Written exercise: Return every entry exactly.

Records from a collection:
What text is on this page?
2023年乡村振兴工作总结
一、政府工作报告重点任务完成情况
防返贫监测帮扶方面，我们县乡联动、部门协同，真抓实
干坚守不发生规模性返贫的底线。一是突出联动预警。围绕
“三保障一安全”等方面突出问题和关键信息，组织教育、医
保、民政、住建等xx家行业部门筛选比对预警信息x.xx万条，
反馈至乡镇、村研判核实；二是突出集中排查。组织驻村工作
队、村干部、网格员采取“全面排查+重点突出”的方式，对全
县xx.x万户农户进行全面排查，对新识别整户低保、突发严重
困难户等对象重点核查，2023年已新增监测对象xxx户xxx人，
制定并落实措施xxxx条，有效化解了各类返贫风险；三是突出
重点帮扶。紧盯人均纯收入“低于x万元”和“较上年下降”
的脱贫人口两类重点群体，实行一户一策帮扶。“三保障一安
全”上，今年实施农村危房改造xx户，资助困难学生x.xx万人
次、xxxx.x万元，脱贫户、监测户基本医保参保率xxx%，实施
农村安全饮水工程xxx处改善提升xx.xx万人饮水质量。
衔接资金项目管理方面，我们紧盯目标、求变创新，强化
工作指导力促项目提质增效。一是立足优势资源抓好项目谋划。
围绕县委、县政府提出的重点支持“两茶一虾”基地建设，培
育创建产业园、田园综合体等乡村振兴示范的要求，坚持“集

Task answer:
What text is on this page?
2023年乡村振兴工作总结
一、政府工作报告重点任务完成情况
防返贫监测帮扶方面，我们县乡联动、部门协同，真抓实
干坚守不发生规模性返贫的底线。一是突出联动预警。围绕
“三保障一安全”等方面突出问题和关键信息，组织教育、医
保、民政、住建等xx家行业部门筛选比对预警信息x.xx万条，
反馈至乡镇、村研判核实；二是突出集中排查。组织驻村工作
队、村干部、网格员采取“全面排查+重点突出”的方式，对全
县xx.x万户农户进行全面排查，对新识别整户低保、突发严重
困难户等对象重点核查，2023年已新增监测对象xxx户xxx人，
制定并落实措施xxxx条，有效化解了各类返贫风险；三是突出
重点帮扶。紧盯人均纯收入“低于x万元”和“较上年下降”
的脱贫人口两类重点群体，实行一户一策帮扶。“三保障一安
全”上，今年实施农村危房改造xx户，资助困难学生x.xx万人
次、xxxx.x万元，脱贫户、监测户基本医保参保率xxx%，实施
农村安全饮水工程xxx处改善提升xx.xx万人饮水质量。
衔接资金项目管理方面，我们紧盯目标、求变创新，强化
工作指导力促项目提质增效。一是立足优势资源抓好项目谋划。
围绕县委、县政府提出的重点支持“两茶一虾”基地建设，培
育创建产业园、田园综合体等乡村振兴示范的要求，坚持“集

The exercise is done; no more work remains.